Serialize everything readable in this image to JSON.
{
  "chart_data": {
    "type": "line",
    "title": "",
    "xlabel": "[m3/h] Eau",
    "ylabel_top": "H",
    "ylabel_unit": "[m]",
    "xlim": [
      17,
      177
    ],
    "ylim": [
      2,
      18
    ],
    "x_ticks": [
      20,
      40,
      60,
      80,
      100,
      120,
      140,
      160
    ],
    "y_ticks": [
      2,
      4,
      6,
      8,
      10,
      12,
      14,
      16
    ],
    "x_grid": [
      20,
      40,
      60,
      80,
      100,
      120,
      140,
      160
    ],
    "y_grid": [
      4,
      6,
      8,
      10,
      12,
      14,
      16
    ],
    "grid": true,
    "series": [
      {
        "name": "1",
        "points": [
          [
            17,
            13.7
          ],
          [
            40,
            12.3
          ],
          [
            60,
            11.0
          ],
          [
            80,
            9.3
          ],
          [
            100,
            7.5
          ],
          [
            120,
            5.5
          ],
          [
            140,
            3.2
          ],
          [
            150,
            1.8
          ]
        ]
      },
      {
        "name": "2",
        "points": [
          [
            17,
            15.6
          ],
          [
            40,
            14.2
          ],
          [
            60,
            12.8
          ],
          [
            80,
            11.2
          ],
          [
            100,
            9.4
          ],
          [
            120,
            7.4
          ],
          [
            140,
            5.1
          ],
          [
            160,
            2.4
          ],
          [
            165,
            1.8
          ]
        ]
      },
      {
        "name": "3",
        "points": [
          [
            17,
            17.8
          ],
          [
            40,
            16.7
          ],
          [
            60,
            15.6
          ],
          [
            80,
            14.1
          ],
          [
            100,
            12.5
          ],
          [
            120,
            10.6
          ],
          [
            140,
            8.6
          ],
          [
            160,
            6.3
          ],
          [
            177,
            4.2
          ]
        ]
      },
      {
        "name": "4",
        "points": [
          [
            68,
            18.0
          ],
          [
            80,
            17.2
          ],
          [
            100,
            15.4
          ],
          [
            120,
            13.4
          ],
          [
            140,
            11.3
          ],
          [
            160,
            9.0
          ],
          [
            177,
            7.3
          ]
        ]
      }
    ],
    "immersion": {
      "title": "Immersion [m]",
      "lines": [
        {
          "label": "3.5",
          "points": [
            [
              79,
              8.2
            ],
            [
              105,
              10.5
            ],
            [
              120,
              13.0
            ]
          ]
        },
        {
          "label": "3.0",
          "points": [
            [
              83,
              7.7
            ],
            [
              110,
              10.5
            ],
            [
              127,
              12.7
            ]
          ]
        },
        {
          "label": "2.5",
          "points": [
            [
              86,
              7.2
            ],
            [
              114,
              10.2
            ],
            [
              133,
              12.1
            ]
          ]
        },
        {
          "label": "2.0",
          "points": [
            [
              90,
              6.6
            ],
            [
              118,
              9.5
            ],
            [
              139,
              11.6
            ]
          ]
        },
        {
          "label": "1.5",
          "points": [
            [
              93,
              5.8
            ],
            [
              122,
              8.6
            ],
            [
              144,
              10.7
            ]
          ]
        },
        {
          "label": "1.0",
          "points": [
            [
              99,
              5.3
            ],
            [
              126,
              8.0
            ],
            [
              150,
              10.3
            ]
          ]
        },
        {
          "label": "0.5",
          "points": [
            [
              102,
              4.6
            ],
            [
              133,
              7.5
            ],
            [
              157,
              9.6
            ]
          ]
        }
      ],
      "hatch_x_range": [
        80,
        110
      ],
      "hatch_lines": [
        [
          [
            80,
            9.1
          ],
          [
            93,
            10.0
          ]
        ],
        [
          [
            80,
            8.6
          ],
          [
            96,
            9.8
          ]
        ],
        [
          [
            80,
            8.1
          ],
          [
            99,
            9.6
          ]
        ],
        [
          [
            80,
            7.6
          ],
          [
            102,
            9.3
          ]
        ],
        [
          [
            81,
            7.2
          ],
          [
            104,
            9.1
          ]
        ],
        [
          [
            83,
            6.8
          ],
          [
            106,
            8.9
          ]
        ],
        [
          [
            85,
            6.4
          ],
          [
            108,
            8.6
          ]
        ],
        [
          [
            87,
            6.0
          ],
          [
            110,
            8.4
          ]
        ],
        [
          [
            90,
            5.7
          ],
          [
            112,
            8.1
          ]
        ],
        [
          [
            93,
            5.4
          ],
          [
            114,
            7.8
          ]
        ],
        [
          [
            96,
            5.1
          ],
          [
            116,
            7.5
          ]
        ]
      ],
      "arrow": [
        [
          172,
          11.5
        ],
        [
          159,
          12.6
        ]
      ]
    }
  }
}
● ● ● ●
* WHAT THE EXERCISE ASKS: Reproduce every record, matching each line exactly.

* WRITTEN SOLUTION:
Serialize everything readable in this image to JSON.
{
  "chart_data": {
    "type": "line",
    "title": "",
    "xlabel": "[m3/h] Eau",
    "ylabel_top": "H",
    "ylabel_unit": "[m]",
    "xlim": [
      17,
      177
    ],
    "ylim": [
      2,
      18
    ],
    "x_ticks": [
      20,
      40,
      60,
      80,
      100,
      120,
      140,
      160
    ],
    "y_ticks": [
      2,
      4,
      6,
      8,
      10,
      12,
      14,
      16
    ],
    "x_grid": [
      20,
      40,
      60,
      80,
      100,
      120,
      140,
      160
    ],
    "y_grid": [
      4,
      6,
      8,
      10,
      12,
      14,
      16
    ],
    "grid": true,
    "series": [
      {
        "name": "1",
        "points": [
          [
            17,
            13.7
          ],
          [
            40,
            12.3
          ],
          [
            60,
            11.0
          ],
          [
            80,
            9.3
          ],
          [
            100,
            7.5
          ],
          [
            120,
            5.5
          ],
          [
            140,
            3.2
          ],
          [
            150,
            1.8
          ]
        ]
      },
      {
        "name": "2",
        "points": [
          [
            17,
            15.6
          ],
          [
            40,
            14.2
          ],
          [
            60,
            12.8
          ],
          [
            80,
            11.2
          ],
          [
            100,
            9.4
          ],
          [
            120,
            7.4
          ],
          [
            140,
            5.1
          ],
          [
            160,
            2.4
          ],
          [
            165,
            1.8
          ]
        ]
      },
      {
        "name": "3",
        "points": [
          [
            17,
            17.8
          ],
          [
            40,
            16.7
          ],
          [
            60,
            15.6
          ],
          [
            80,
            14.1
          ],
          [
            100,
            12.5
          ],
          [
            120,
            10.6
          ],
          [
            140,
            8.6
          ],
          [
            160,
            6.3
          ],
          [
            177,
            4.2
          ]
        ]
      },
      {
        "name": "4",
        "points": [
          [
            68,
            18.0
          ],
          [
            80,
            17.2
          ],
          [
            100,
            15.4
          ],
          [
            120,
            13.4
          ],
          [
            140,
            11.3
          ],
          [
            160,
            9.0
          ],
          [
            177,
            7.3
          ]
        ]
      }
    ],
    "immersion": {
      "title": "Immersion [m]",
      "lines": [
        {
          "label": "3.5",
          "points": [
            [
              79,
              8.2
            ],
            [
              105,
              10.5
            ],
            [
              120,
              13.0
            ]
          ]
        },
        {
          "label": "3.0",
          "points": [
            [
              83,
              7.7
            ],
            [
              110,
              10.5
            ],
            [
              127,
              12.7
            ]
          ]
        },
        {
          "label": "2.5",
          "points": [
            [
              86,
              7.2
            ],
            [
              114,
              10.2
            ],
            [
              133,
              12.1
            ]
          ]
        },
        {
          "label": "2.0",
          "points": [
            [
              90,
              6.6
            ],
            [
              118,
              9.5
            ],
            [
              139,
              11.6
            ]
          ]
        },
        {
          "label": "1.5",
          "points": [
            [
              93,
              5.8
            ],
            [
              122,
              8.6
            ],
            [
              144,
              10.7
            ]
          ]
        },
        {
          "label": "1.0",
          "points": [
            [
              99,
              5.3
            ],
            [
              126,
              8.0
            ],
            [
              150,
              10.3
            ]
          ]
        },
        {
          "label": "0.5",
          "points": [
            [
              102,
              4.6
            ],
            [
              133,
              7.5
            ],
            [
              157,
              9.6
            ]
          ]
        }
      ],
      "hatch_x_range": [
        80,
        110
      ],
      "hatch_lines": [
        [
          [
            80,
            9.1
          ],
          [
            93,
            10.0
          ]
        ],
        [
          [
            80,
            8.6
          ],
          [
            96,
            9.8
          ]
        ],
        [
          [
            80,
            8.1
          ],
          [
            99,
            9.6
          ]
        ],
        [
          [
            80,
            7.6
          ],
          [
            102,
            9.3
          ]
        ],
        [
          [
            81,
            7.2
          ],
          [
            104,
            9.1
          ]
        ],
        [
          [
            83,
            6.8
          ],
          [
            106,
            8.9
          ]
        ],
        [
          [
            85,
            6.4
          ],
          [
            108,
            8.6
          ]
        ],
        [
          [
            87,
            6.0
          ],
          [
            110,
            8.4
          ]
        ],
        [
          [
            90,
            5.7
          ],
          [
            112,
            8.1
          ]
        ],
        [
          [
            93,
            5.4
          ],
          [
            114,
            7.8
          ]
        ],
        [
          [
            96,
            5.1
          ],
          [
            116,
            7.5
          ]
        ]
      ],
      "arrow": [
        [
          172,
          11.5
        ],
        [
          159,
          12.6
        ]
      ]
    }
  }
}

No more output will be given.